* Exercise objective:
Below are the records; copy each line in them that holds the word "установленные".

===== Records shown =====

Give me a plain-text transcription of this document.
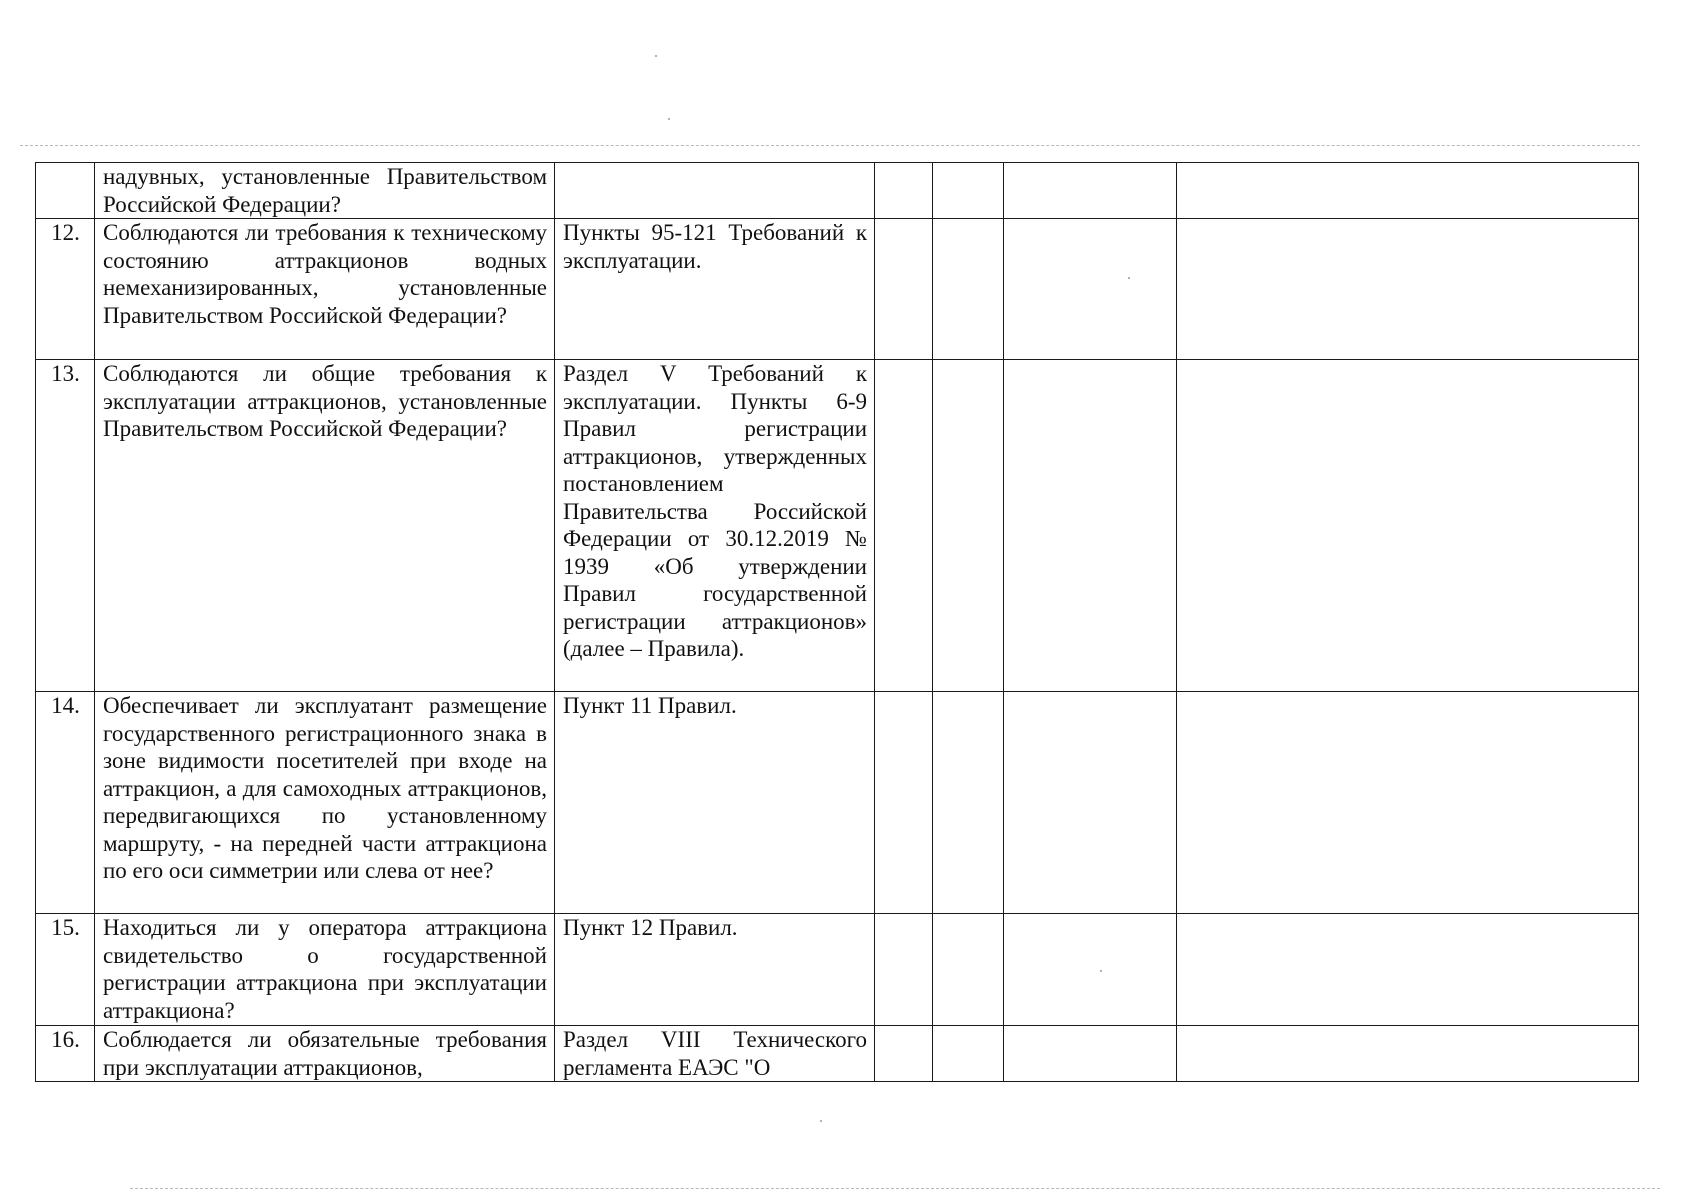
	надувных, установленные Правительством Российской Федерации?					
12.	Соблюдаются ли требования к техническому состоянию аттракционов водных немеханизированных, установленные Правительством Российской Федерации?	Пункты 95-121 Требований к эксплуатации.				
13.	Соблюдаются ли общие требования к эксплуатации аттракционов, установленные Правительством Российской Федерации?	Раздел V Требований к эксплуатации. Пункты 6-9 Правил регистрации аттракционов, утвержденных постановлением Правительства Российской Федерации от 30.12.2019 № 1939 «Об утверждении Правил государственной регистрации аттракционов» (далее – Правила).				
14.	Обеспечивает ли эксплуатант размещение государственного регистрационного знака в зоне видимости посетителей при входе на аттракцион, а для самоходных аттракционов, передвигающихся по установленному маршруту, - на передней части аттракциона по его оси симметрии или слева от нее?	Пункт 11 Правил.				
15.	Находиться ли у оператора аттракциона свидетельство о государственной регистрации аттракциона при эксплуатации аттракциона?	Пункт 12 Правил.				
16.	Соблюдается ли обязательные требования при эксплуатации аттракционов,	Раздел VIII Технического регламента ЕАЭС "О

=====
===== Records shown =====

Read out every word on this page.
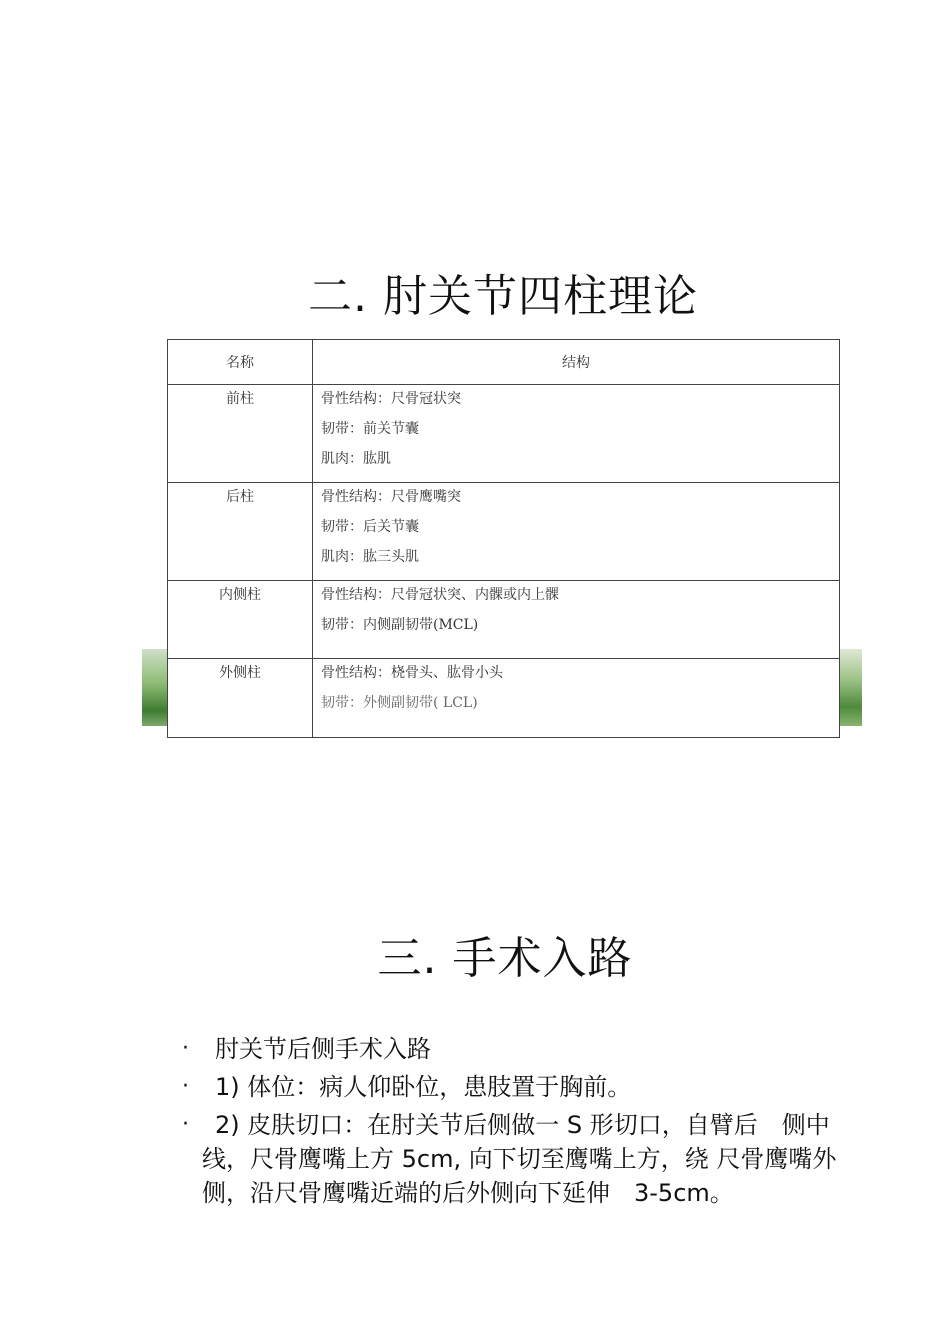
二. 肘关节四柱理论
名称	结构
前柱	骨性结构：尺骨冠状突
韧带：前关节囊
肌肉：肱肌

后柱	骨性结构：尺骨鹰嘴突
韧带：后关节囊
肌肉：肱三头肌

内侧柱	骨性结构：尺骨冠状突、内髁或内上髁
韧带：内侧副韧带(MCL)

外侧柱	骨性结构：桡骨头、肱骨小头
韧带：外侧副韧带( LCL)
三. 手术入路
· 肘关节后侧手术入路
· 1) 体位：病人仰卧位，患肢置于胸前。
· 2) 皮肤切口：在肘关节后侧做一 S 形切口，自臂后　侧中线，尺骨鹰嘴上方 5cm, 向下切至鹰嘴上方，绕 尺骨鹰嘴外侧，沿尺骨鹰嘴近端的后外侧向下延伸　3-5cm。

=====
===== Records shown =====

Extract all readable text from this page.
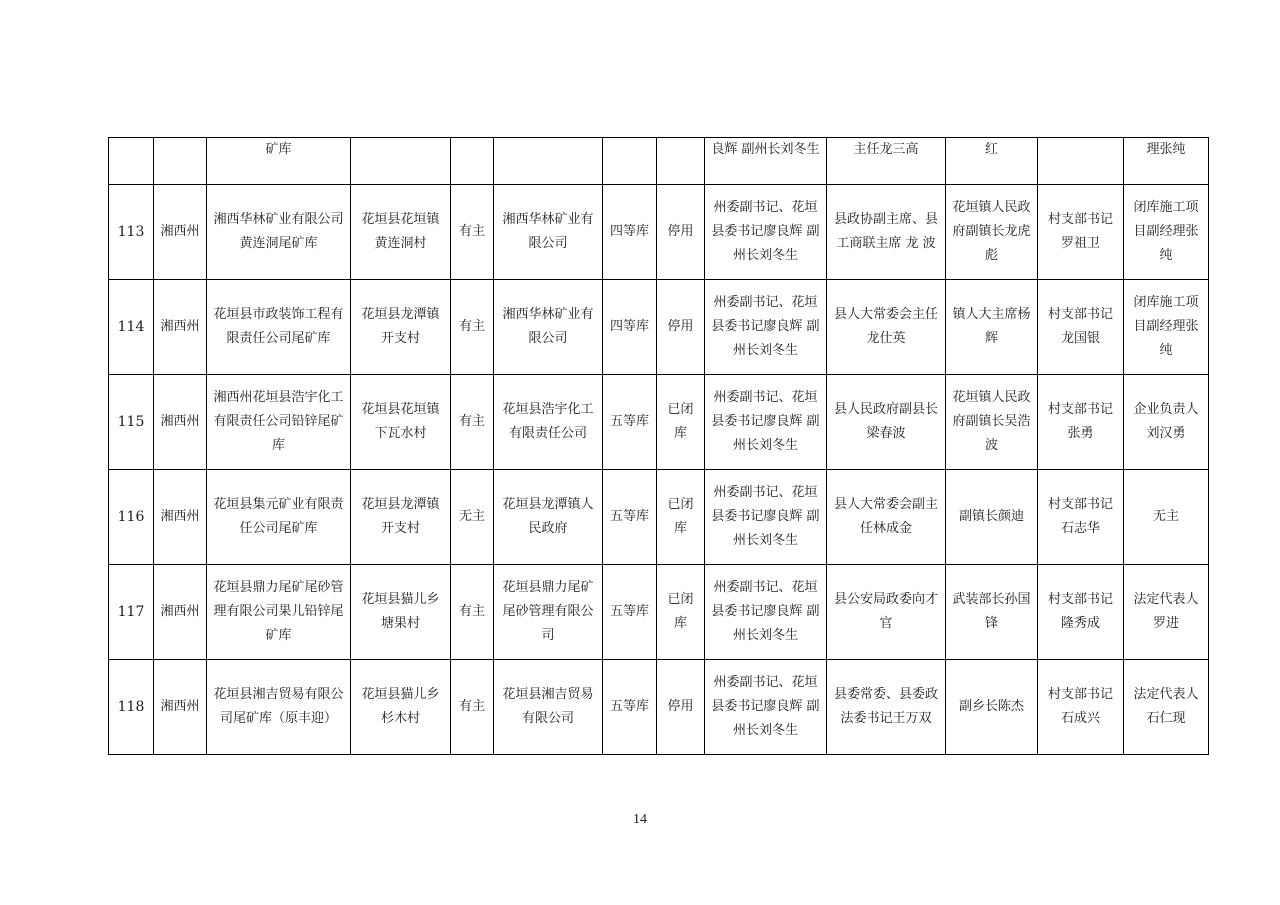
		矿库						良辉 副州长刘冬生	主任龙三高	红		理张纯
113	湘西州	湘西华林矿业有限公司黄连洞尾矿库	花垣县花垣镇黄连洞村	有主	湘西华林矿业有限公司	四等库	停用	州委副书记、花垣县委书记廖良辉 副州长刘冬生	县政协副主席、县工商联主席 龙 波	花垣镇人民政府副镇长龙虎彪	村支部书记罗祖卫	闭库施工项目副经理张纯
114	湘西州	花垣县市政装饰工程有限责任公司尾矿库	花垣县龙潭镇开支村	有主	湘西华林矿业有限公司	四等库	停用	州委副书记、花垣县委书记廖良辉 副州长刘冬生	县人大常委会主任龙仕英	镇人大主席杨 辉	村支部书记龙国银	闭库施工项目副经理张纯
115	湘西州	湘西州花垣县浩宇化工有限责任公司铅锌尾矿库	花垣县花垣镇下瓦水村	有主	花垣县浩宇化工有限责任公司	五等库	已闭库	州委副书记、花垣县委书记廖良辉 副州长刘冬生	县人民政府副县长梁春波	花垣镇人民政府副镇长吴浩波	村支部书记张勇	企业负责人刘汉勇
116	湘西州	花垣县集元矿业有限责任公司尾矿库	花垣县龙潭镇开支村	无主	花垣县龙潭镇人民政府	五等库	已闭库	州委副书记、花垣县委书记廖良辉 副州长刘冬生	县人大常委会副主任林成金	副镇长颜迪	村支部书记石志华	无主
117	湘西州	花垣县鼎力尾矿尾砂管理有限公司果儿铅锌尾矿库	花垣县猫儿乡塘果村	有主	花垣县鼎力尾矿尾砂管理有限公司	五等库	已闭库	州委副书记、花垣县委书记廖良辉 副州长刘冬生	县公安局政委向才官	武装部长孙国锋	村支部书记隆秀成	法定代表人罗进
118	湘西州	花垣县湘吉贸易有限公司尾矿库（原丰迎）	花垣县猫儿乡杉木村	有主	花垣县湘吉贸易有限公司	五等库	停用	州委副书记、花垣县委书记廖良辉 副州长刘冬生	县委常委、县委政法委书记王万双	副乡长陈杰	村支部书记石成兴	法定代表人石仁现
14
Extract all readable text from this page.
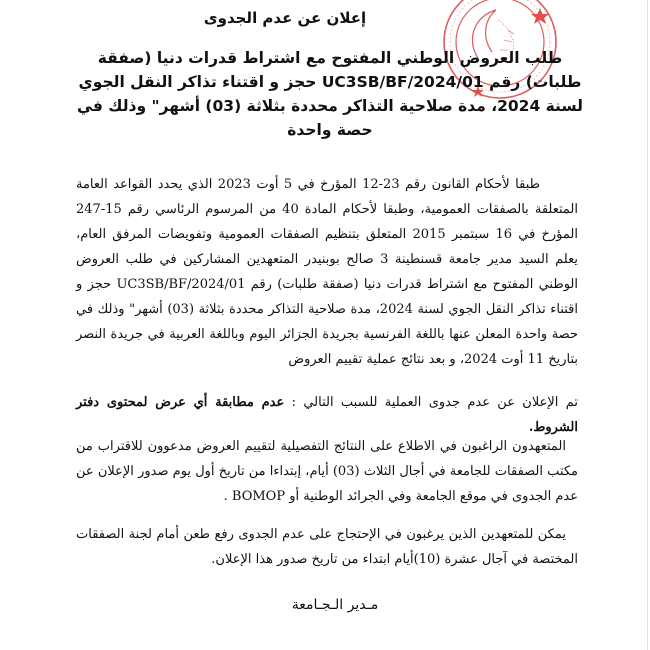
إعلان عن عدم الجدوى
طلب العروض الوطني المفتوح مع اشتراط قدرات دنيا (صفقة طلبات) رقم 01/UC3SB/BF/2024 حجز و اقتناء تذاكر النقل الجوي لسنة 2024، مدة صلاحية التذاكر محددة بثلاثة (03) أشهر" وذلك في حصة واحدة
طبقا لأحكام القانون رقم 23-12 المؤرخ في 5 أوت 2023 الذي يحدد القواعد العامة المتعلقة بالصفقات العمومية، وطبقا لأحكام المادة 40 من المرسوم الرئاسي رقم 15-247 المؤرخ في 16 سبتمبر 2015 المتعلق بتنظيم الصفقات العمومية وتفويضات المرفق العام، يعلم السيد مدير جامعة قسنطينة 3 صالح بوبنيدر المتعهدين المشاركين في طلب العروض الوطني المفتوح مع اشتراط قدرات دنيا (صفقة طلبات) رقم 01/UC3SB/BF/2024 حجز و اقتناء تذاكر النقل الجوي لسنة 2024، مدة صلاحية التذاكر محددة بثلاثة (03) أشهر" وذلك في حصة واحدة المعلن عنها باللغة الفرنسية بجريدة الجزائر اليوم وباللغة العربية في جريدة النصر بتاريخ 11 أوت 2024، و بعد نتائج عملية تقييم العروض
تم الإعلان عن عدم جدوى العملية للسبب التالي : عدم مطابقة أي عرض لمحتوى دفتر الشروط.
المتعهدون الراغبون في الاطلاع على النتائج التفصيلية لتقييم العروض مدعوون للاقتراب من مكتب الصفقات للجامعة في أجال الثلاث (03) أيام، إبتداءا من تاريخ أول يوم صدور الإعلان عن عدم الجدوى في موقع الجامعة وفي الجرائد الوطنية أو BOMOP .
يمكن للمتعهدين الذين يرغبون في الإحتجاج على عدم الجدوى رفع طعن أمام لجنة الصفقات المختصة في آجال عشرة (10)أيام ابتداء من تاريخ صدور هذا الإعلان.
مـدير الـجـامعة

=====

* Expected output:
	надувных, установленные Правительством Российской Федерации?					
12.	Соблюдаются ли требования к техническому состоянию аттракционов водных немеханизированных, установленные Правительством Российской Федерации?	Пункты 95-121 Требований к эксплуатации.				
13.	Соблюдаются ли общие требования к эксплуатации аттракционов, установленные Правительством Российской Федерации?	Раздел V Требований к эксплуатации. Пункты 6-9 Правил регистрации аттракционов, утвержденных постановлением Правительства Российской Федерации от 30.12.2019 № 1939 «Об утверждении Правил государственной регистрации аттракционов» (далее – Правила).				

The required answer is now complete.